__AIM__
Retype only what runs from the line that contains "Give me a plain-text" through the last line of the listing below, both lines included.

__PROVIDED RECORDS__
⁂
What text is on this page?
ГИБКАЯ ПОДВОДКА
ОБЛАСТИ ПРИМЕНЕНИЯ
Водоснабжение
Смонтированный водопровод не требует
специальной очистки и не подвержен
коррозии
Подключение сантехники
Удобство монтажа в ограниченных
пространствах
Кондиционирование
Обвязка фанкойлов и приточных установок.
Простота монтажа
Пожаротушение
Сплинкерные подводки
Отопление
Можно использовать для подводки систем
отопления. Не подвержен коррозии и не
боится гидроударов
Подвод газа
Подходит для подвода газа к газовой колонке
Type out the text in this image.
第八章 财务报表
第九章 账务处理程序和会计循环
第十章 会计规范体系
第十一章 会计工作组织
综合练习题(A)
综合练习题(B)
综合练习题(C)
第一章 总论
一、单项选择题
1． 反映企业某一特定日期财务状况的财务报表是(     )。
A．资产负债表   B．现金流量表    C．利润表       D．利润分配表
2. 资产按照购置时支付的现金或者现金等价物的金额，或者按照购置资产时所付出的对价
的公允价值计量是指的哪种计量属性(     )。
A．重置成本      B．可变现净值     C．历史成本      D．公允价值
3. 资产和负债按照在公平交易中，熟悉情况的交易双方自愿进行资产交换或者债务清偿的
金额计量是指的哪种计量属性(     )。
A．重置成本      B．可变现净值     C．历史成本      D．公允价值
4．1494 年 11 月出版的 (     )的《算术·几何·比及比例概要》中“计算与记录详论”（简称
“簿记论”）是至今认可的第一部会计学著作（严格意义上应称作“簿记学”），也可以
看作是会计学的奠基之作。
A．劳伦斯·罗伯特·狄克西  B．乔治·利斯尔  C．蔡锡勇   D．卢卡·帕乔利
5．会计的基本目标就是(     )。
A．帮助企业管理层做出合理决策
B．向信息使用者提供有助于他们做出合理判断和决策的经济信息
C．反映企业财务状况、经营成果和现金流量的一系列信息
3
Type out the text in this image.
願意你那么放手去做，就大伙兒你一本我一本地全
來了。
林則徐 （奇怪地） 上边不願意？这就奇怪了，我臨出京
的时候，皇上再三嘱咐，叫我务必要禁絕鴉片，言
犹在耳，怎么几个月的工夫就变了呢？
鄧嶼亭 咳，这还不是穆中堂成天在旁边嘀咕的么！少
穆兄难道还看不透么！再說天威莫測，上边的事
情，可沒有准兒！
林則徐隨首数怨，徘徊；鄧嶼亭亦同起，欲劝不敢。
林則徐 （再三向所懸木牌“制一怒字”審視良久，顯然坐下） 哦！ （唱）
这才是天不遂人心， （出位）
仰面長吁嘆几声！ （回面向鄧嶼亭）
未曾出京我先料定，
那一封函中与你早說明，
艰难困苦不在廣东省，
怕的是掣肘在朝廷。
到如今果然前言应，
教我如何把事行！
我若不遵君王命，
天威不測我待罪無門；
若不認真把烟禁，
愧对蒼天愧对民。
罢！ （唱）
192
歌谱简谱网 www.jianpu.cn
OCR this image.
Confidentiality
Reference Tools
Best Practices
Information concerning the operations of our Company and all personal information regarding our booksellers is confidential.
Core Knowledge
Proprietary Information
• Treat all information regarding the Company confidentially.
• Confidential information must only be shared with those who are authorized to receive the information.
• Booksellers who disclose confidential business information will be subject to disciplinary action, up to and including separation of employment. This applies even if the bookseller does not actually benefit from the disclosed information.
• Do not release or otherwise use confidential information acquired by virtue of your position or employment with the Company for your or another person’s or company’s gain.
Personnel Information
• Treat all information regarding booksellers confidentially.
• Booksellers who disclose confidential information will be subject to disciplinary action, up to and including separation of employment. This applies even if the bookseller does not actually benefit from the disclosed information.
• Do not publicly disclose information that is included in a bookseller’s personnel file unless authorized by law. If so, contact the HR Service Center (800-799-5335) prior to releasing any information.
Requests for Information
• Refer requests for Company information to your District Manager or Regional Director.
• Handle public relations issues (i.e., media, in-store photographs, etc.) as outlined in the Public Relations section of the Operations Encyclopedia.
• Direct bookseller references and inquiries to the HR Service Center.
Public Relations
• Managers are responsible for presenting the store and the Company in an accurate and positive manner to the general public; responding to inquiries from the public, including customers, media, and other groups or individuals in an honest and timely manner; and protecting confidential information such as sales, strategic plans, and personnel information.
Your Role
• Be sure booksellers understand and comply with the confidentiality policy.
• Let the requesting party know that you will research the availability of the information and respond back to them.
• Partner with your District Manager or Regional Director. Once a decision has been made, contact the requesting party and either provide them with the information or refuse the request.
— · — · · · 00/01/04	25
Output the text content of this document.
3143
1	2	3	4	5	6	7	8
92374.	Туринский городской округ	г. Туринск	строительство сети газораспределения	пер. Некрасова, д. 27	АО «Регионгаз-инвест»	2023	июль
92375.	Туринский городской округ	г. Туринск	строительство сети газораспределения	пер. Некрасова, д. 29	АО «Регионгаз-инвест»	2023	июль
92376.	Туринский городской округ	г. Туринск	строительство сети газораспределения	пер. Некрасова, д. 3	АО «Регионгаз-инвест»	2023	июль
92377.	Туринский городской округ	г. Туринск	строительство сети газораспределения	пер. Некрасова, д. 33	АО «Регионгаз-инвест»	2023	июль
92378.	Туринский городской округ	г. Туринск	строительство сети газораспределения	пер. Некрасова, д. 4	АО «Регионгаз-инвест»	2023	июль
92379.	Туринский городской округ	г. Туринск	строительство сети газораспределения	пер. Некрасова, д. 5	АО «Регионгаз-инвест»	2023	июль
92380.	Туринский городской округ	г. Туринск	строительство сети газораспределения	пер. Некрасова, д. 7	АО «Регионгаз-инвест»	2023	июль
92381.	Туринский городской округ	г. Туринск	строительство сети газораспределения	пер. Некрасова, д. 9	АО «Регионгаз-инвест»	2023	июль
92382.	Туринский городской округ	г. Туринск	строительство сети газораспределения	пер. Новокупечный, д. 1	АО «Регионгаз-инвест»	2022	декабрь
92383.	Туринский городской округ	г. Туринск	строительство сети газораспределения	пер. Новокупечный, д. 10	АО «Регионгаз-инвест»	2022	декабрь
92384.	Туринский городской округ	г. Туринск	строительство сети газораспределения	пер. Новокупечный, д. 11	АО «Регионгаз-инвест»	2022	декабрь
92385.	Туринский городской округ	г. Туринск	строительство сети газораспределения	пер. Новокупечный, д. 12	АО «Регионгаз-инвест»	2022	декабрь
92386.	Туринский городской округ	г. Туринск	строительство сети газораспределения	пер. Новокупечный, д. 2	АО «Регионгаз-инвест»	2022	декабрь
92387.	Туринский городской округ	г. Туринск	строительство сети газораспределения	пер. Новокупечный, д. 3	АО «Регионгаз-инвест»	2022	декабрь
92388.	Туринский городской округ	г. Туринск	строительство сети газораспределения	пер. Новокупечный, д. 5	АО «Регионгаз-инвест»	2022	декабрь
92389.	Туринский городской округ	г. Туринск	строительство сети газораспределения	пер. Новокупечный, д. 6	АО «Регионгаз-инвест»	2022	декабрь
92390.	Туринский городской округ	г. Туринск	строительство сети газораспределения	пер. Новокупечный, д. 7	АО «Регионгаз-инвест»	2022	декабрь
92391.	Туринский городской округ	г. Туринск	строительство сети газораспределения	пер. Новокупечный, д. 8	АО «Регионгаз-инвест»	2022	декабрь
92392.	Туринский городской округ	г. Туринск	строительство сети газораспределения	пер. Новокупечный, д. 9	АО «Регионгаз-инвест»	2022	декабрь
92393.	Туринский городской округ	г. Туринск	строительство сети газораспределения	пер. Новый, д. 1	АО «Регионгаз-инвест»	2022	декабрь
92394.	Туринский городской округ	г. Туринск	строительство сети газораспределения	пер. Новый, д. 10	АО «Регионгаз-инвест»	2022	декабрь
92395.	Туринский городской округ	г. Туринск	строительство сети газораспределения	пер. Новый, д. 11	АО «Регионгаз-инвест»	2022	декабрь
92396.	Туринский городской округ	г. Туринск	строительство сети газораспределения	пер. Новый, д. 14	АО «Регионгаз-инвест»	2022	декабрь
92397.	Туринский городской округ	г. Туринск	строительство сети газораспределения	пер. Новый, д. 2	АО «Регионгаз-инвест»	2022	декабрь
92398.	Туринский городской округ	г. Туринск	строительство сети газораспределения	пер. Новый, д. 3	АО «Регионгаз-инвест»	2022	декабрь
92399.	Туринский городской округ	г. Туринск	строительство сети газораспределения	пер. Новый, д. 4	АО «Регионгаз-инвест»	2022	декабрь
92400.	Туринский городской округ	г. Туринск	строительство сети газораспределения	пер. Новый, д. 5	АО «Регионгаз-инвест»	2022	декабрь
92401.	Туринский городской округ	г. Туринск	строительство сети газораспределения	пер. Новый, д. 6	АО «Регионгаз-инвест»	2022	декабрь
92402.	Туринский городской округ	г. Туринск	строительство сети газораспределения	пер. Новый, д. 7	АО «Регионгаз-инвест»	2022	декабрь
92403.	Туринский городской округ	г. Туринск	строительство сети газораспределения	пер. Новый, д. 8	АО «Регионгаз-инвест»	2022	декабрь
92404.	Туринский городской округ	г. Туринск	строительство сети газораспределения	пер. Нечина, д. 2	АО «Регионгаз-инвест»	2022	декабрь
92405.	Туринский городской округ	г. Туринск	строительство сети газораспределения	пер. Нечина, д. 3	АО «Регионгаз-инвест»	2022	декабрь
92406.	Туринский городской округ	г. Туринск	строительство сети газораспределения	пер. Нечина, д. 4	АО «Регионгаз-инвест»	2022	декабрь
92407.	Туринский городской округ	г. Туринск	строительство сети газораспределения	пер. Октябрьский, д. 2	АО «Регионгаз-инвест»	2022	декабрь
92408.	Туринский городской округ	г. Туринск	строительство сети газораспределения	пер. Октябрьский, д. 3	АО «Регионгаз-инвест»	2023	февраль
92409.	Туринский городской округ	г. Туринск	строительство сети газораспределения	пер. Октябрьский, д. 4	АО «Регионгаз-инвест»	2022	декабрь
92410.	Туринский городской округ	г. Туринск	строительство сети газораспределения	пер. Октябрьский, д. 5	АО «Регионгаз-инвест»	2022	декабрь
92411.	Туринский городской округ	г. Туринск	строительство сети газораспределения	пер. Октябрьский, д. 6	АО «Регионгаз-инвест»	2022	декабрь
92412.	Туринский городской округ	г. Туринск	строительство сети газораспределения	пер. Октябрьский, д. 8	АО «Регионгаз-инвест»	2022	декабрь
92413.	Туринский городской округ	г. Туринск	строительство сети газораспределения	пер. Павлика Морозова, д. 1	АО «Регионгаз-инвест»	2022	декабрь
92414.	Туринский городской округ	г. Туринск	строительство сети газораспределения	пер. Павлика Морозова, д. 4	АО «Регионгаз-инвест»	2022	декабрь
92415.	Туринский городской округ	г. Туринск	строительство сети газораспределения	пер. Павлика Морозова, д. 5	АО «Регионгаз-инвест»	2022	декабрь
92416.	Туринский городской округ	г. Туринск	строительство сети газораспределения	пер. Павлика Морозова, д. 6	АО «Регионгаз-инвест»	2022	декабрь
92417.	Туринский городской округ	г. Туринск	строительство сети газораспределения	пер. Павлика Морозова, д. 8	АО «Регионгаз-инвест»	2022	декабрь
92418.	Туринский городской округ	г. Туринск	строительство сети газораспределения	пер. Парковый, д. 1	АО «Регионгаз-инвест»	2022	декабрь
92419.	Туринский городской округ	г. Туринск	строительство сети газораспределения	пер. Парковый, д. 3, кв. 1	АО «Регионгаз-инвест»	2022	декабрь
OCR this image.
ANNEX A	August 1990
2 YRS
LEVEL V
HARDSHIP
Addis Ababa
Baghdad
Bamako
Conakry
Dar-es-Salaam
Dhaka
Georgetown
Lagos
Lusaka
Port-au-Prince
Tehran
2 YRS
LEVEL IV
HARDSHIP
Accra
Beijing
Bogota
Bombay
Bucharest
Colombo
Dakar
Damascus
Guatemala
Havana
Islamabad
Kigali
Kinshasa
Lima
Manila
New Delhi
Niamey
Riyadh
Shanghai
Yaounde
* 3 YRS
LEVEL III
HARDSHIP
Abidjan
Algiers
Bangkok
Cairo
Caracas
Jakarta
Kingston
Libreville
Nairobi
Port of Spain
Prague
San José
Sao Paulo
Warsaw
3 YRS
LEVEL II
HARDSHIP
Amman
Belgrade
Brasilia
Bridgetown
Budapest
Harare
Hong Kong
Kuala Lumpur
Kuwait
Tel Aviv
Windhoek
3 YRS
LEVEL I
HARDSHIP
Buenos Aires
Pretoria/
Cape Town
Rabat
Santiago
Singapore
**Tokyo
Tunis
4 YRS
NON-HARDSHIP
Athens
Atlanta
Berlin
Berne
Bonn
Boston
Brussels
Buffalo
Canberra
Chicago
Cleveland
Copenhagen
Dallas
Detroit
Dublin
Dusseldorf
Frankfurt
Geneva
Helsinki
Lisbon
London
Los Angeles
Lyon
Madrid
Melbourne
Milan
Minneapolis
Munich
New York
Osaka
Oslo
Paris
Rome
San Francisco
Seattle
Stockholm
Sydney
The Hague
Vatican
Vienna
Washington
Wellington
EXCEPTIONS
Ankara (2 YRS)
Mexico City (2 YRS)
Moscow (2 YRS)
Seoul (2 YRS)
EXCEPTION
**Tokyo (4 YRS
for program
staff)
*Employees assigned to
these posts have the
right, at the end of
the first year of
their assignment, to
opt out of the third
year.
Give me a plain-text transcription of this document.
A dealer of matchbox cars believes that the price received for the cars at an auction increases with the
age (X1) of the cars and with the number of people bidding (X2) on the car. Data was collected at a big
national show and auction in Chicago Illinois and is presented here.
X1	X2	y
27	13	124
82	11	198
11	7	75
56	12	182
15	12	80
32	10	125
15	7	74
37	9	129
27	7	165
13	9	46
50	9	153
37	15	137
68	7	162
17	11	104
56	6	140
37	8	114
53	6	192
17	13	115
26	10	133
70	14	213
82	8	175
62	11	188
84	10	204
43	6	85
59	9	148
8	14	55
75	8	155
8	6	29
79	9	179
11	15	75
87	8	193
⁂
__TASK ANSWER__
Give me a plain-text transcription of this document.
A dealer of matchbox cars believes that the price received for the cars at an auction increases with the
age (X1) of the cars and with the number of people bidding (X2) on the car. Data was collected at a big
national show and auction in Chicago Illinois and is presented here.
X1	X2	y
27	13	124
82	11	198
11	7	75
56	12	182
15	12	80
32	10	125
15	7	74
37	9	129
27	7	165
13	9	46
50	9	153
37	15	137
68	7	162
17	11	104
56	6	140
37	8	114
53	6	192
17	13	115
26	10	133
70	14	213
82	8	175
62	11	188
84	10	204
43	6	85
59	9	148
8	14	55
75	8	155
8	6	29
79	9	179
11	15	75
87	8	193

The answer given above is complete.